◆ Exercise task
Each line that follows is to be retyped exactly.

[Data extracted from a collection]
##########

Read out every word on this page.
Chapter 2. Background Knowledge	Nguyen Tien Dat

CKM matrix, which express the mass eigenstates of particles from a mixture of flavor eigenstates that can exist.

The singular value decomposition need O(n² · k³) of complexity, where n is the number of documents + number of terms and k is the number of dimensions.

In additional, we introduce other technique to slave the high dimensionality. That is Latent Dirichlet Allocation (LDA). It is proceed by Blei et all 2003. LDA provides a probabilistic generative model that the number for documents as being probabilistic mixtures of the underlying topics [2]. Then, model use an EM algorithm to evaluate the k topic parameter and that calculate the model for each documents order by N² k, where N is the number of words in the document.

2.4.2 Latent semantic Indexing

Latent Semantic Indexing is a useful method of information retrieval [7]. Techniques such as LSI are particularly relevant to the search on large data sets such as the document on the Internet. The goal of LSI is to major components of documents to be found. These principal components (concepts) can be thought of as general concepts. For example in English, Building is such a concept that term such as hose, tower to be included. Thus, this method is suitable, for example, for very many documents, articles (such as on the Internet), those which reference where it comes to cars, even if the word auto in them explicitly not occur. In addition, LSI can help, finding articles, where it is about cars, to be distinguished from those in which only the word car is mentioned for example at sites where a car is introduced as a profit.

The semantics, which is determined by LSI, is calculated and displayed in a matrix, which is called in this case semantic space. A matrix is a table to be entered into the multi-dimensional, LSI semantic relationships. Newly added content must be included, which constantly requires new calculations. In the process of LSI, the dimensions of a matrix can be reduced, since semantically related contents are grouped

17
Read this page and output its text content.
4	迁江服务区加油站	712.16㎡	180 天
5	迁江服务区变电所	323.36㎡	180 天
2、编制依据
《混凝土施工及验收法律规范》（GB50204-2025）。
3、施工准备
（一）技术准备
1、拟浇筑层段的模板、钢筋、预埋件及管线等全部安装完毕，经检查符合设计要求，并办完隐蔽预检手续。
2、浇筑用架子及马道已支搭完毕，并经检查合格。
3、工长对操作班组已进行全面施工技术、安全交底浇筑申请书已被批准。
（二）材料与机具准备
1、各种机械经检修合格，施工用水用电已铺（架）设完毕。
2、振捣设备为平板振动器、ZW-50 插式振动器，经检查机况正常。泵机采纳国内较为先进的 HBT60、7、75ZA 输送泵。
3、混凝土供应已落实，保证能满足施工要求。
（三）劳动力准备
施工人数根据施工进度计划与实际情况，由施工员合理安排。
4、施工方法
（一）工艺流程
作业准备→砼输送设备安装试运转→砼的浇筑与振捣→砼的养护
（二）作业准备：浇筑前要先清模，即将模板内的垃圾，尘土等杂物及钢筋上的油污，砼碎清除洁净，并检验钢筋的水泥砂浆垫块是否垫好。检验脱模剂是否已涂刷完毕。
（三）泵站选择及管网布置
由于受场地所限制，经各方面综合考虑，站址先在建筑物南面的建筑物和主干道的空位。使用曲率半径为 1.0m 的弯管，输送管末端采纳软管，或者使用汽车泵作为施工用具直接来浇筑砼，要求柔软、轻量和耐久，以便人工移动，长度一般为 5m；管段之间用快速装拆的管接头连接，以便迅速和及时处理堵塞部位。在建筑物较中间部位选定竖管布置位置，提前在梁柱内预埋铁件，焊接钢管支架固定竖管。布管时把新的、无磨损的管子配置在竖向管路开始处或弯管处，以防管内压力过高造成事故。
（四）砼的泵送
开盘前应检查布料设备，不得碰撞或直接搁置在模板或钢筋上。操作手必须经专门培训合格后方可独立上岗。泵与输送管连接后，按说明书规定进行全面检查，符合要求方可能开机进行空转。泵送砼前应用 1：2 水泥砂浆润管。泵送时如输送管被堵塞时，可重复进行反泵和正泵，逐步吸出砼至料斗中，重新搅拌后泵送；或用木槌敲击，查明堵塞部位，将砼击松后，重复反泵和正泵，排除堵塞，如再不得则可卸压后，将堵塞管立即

##########

◆ Task response
Read out every word on this page.
Chapter 2. Background Knowledge	Nguyen Tien Dat

CKM matrix, which express the mass eigenstates of particles from a mixture of flavor eigenstates that can exist.

The singular value decomposition need O(n² · k³) of complexity, where n is the number of documents + number of terms and k is the number of dimensions.

In additional, we introduce other technique to slave the high dimensionality. That is Latent Dirichlet Allocation (LDA). It is proceed by Blei et all 2003. LDA provides a probabilistic generative model that the number for documents as being probabilistic mixtures of the underlying topics [2]. Then, model use an EM algorithm to evaluate the k topic parameter and that calculate the model for each documents order by N² k, where N is the number of words in the document.

2.4.2 Latent semantic Indexing

Latent Semantic Indexing is a useful method of information retrieval [7]. Techniques such as LSI are particularly relevant to the search on large data sets such as the document on the Internet. The goal of LSI is to major components of documents to be found. These principal components (concepts) can be thought of as general concepts. For example in English, Building is such a concept that term such as hose, tower to be included. Thus, this method is suitable, for example, for very many documents, articles (such as on the Internet), those which reference where it comes to cars, even if the word auto in them explicitly not occur. In addition, LSI can help, finding articles, where it is about cars, to be distinguished from those in which only the word car is mentioned for example at sites where a car is introduced as a profit.

The semantics, which is determined by LSI, is calculated and displayed in a matrix, which is called in this case semantic space. A matrix is a table to be entered into the multi-dimensional, LSI semantic relationships. Newly added content must be included, which constantly requires new calculations. In the process of LSI, the dimensions of a matrix can be reduced, since semantically related contents are grouped

17
Read this page and output its text content.
4	迁江服务区加油站	712.16㎡	180 天
5	迁江服务区变电所	323.36㎡	180 天
2、编制依据
《混凝土施工及验收法律规范》（GB50204-2025）。
3、施工准备
（一）技术准备
1、拟浇筑层段的模板、钢筋、预埋件及管线等全部安装完毕，经检查符合设计要求，并办完隐蔽预检手续。
2、浇筑用架子及马道已支搭完毕，并经检查合格。
3、工长对操作班组已进行全面施工技术、安全交底浇筑申请书已被批准。
（二）材料与机具准备
1、各种机械经检修合格，施工用水用电已铺（架）设完毕。
2、振捣设备为平板振动器、ZW-50 插式振动器，经检查机况正常。泵机采纳国内较为先进的 HBT60、7、75ZA 输送泵。
3、混凝土供应已落实，保证能满足施工要求。
（三）劳动力准备
施工人数根据施工进度计划与实际情况，由施工员合理安排。
4、施工方法
（一）工艺流程
作业准备→砼输送设备安装试运转→砼的浇筑与振捣→砼的养护
（二）作业准备：浇筑前要先清模，即将模板内的垃圾，尘土等杂物及钢筋上的油污，砼碎清除洁净，并检验钢筋的水泥砂浆垫块是否垫好。检验脱模剂是否已涂刷完毕。
（三）泵站选择及管网布置
由于受场地所限制，经各方面综合考虑，站址先在建筑物南面的建筑物和主干道的空位。使用曲率半径为 1.0m 的弯管，输送管末端采纳软管，或者使用汽车泵作为施工用具直接来浇筑砼，要求柔软、轻量和耐久，以便人工移动，长度一般为 5m；管段之间用快速装拆的管接头连接，以便迅速和及时处理堵塞部位。在建筑物较中间部位选定竖管布置位置，提前在梁柱内预埋铁件，焊接钢管支架固定竖管。布管时把新的、无磨损的管子配置在竖向管路开始处或弯管处，以防管内压力过高造成事故。
（四）砼的泵送
开盘前应检查布料设备，不得碰撞或直接搁置在模板或钢筋上。操作手必须经专门培训合格后方可独立上岗。泵与输送管连接后，按说明书规定进行全面检查，符合要求方可能开机进行空转。泵送砼前应用 1：2 水泥砂浆润管。泵送时如输送管被堵塞时，可重复进行反泵和正泵，逐步吸出砼至料斗中，重新搅拌后泵送；或用木槌敲击，查明堵塞部位，将砼击松后，重复反泵和正泵，排除堵塞，如再不得则可卸压后，将堵塞管立即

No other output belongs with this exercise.